(Records that describe figures)
** begin **

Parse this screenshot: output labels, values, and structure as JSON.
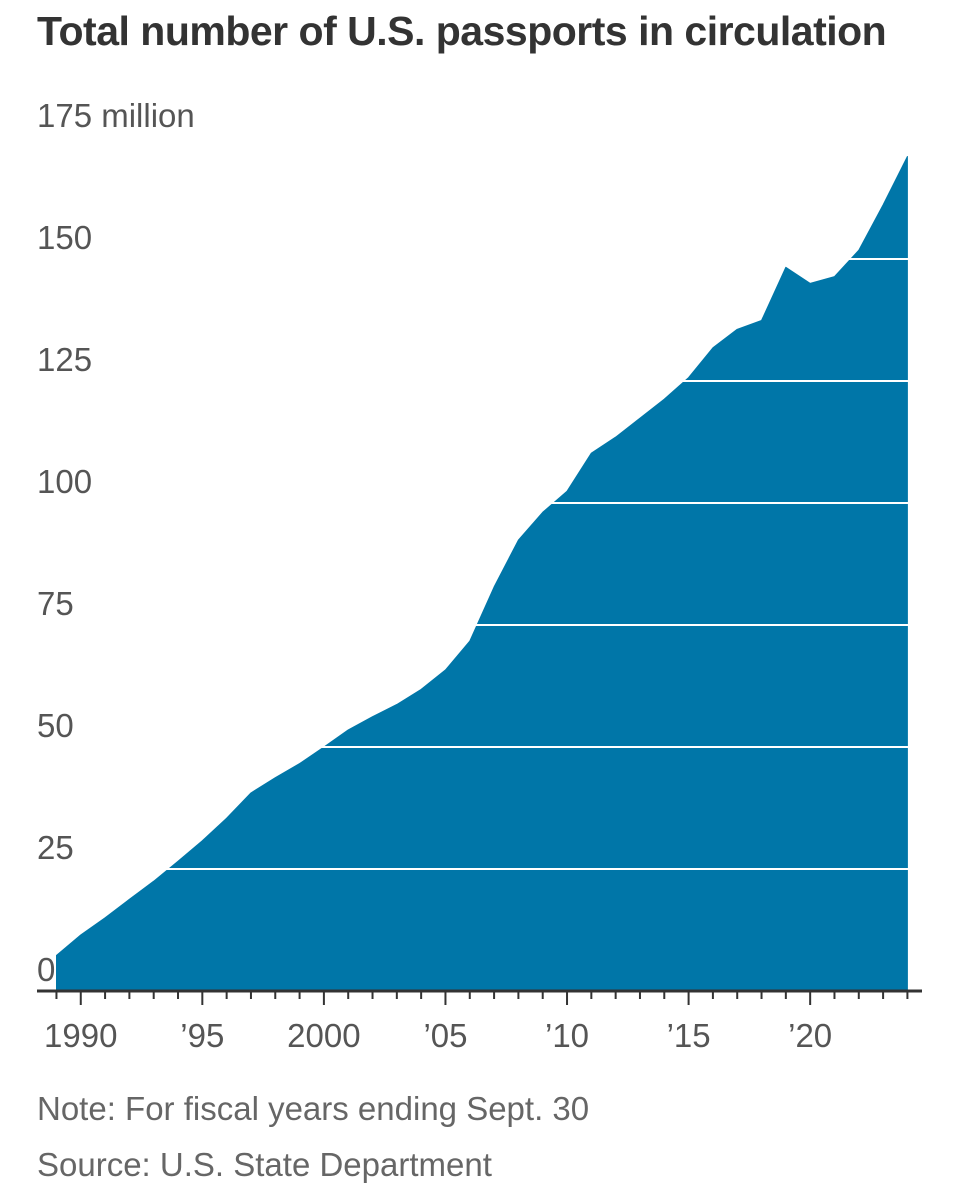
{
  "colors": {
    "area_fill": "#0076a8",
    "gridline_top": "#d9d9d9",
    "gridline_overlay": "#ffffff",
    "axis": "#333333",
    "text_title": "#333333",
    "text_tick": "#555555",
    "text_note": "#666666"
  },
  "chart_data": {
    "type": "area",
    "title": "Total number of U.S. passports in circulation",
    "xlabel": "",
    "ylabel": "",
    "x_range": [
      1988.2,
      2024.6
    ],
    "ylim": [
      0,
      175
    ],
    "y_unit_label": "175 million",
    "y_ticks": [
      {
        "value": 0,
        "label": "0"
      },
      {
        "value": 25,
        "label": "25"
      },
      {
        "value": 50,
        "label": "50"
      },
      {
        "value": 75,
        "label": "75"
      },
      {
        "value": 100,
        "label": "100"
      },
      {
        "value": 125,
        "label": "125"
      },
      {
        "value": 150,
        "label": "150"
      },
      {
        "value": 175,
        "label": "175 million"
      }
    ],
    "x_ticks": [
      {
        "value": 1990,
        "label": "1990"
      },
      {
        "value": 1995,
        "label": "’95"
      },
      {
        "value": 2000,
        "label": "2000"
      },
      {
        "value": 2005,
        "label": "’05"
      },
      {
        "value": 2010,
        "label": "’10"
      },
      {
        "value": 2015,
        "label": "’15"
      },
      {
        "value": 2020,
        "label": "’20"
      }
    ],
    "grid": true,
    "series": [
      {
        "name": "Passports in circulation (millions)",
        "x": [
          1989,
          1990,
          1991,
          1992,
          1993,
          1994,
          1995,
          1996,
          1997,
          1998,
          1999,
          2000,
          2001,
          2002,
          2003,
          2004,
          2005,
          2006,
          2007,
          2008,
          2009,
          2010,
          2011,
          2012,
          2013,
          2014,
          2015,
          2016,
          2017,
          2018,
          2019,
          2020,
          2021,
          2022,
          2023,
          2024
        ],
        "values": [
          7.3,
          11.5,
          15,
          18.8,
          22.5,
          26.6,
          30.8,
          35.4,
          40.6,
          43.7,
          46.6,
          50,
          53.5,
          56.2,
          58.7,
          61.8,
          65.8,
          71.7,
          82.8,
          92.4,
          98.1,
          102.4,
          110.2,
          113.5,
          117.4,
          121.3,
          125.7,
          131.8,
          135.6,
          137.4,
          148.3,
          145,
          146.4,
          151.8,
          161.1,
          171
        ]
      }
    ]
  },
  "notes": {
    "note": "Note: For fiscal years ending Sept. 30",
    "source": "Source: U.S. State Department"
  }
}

** end **

(Required task) Transcribe the whole listing, character for character, but not its images.

(Expected output)
Parse this screenshot: output labels, values, and structure as JSON.
{
  "colors": {
    "area_fill": "#0076a8",
    "gridline_top": "#d9d9d9",
    "gridline_overlay": "#ffffff",
    "axis": "#333333",
    "text_title": "#333333",
    "text_tick": "#555555",
    "text_note": "#666666"
  },
  "chart_data": {
    "type": "area",
    "title": "Total number of U.S. passports in circulation",
    "xlabel": "",
    "ylabel": "",
    "x_range": [
      1988.2,
      2024.6
    ],
    "ylim": [
      0,
      175
    ],
    "y_unit_label": "175 million",
    "y_ticks": [
      {
        "value": 0,
        "label": "0"
      },
      {
        "value": 25,
        "label": "25"
      },
      {
        "value": 50,
        "label": "50"
      },
      {
        "value": 75,
        "label": "75"
      },
      {
        "value": 100,
        "label": "100"
      },
      {
        "value": 125,
        "label": "125"
      },
      {
        "value": 150,
        "label": "150"
      },
      {
        "value": 175,
        "label": "175 million"
      }
    ],
    "x_ticks": [
      {
        "value": 1990,
        "label": "1990"
      },
      {
        "value": 1995,
        "label": "’95"
      },
      {
        "value": 2000,
        "label": "2000"
      },
      {
        "value": 2005,
        "label": "’05"
      },
      {
        "value": 2010,
        "label": "’10"
      },
      {
        "value": 2015,
        "label": "’15"
      },
      {
        "value": 2020,
        "label": "’20"
      }
    ],
    "grid": true,
    "series": [
      {
        "name": "Passports in circulation (millions)",
        "x": [
          1989,
          1990,
          1991,
          1992,
          1993,
          1994,
          1995,
          1996,
          1997,
          1998,
          1999,
          2000,
          2001,
          2002,
          2003,
          2004,
          2005,
          2006,
          2007,
          2008,
          2009,
          2010,
          2011,
          2012,
          2013,
          2014,
          2015,
          2016,
          2017,
          2018,
          2019,
          2020,
          2021,
          2022,
          2023,
          2024
        ],
        "values": [
          7.3,
          11.5,
          15,
          18.8,
          22.5,
          26.6,
          30.8,
          35.4,
          40.6,
          43.7,
          46.6,
          50,
          53.5,
          56.2,
          58.7,
          61.8,
          65.8,
          71.7,
          82.8,
          92.4,
          98.1,
          102.4,
          110.2,
          113.5,
          117.4,
          121.3,
          125.7,
          131.8,
          135.6,
          137.4,
          148.3,
          145,
          146.4,
          151.8,
          161.1,
          171
        ]
      }
    ]
  },
  "notes": {
    "note": "Note: For fiscal years ending Sept. 30",
    "source": "Source: U.S. State Department"
  }
}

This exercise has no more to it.